═══ SOURCE MATERIAL ═══

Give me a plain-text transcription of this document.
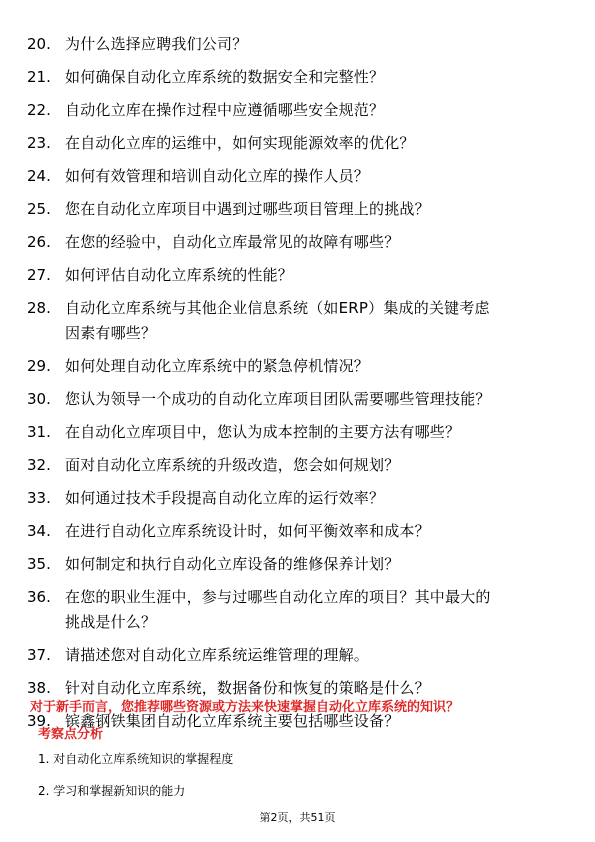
20. 为什么选择应聘我们公司？
21. 如何确保自动化立库系统的数据安全和完整性？
22. 自动化立库在操作过程中应遵循哪些安全规范？
23. 在自动化立库的运维中，如何实现能源效率的优化？
24. 如何有效管理和培训自动化立库的操作人员？
25. 您在自动化立库项目中遇到过哪些项目管理上的挑战？
26. 在您的经验中，自动化立库最常见的故障有哪些？
27. 如何评估自动化立库系统的性能？
28. 自动化立库系统与其他企业信息系统（如ERP）集成的关键考虑
因素有哪些？
29. 如何处理自动化立库系统中的紧急停机情况？
30. 您认为领导一个成功的自动化立库项目团队需要哪些管理技能？
31. 在自动化立库项目中，您认为成本控制的主要方法有哪些？
32. 面对自动化立库系统的升级改造，您会如何规划？
33. 如何通过技术手段提高自动化立库的运行效率？
34. 在进行自动化立库系统设计时，如何平衡效率和成本？
35. 如何制定和执行自动化立库设备的维修保养计划？
36. 在您的职业生涯中，参与过哪些自动化立库的项目？其中最大的
挑战是什么？
37. 请描述您对自动化立库系统运维管理的理解。
38. 针对自动化立库系统，数据备份和恢复的策略是什么？
39. 镔鑫钢铁集团自动化立库系统主要包括哪些设备？
对于新手而言，您推荐哪些资源或方法来快速掌握自动化立库系统的知识？
考察点分析
1. 对自动化立库系统知识的掌握程度
2. 学习和掌握新知识的能力
第2页，共51页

═══

▶ **CHALLENGE**
Write out the material above again, word for word, minus its pictures.

▶ **SOLUTION TO THIS PROBLEM**
Give me a plain-text transcription of this document.
20. 为什么选择应聘我们公司？
21. 如何确保自动化立库系统的数据安全和完整性？
22. 自动化立库在操作过程中应遵循哪些安全规范？
23. 在自动化立库的运维中，如何实现能源效率的优化？
24. 如何有效管理和培训自动化立库的操作人员？
25. 您在自动化立库项目中遇到过哪些项目管理上的挑战？
26. 在您的经验中，自动化立库最常见的故障有哪些？
27. 如何评估自动化立库系统的性能？
28. 自动化立库系统与其他企业信息系统（如ERP）集成的关键考虑
因素有哪些？
29. 如何处理自动化立库系统中的紧急停机情况？
30. 您认为领导一个成功的自动化立库项目团队需要哪些管理技能？
31. 在自动化立库项目中，您认为成本控制的主要方法有哪些？
32. 面对自动化立库系统的升级改造，您会如何规划？
33. 如何通过技术手段提高自动化立库的运行效率？
34. 在进行自动化立库系统设计时，如何平衡效率和成本？
35. 如何制定和执行自动化立库设备的维修保养计划？
36. 在您的职业生涯中，参与过哪些自动化立库的项目？其中最大的
挑战是什么？
37. 请描述您对自动化立库系统运维管理的理解。
38. 针对自动化立库系统，数据备份和恢复的策略是什么？
39. 镔鑫钢铁集团自动化立库系统主要包括哪些设备？
对于新手而言，您推荐哪些资源或方法来快速掌握自动化立库系统的知识？
考察点分析
1. 对自动化立库系统知识的掌握程度
2. 学习和掌握新知识的能力
第2页，共51页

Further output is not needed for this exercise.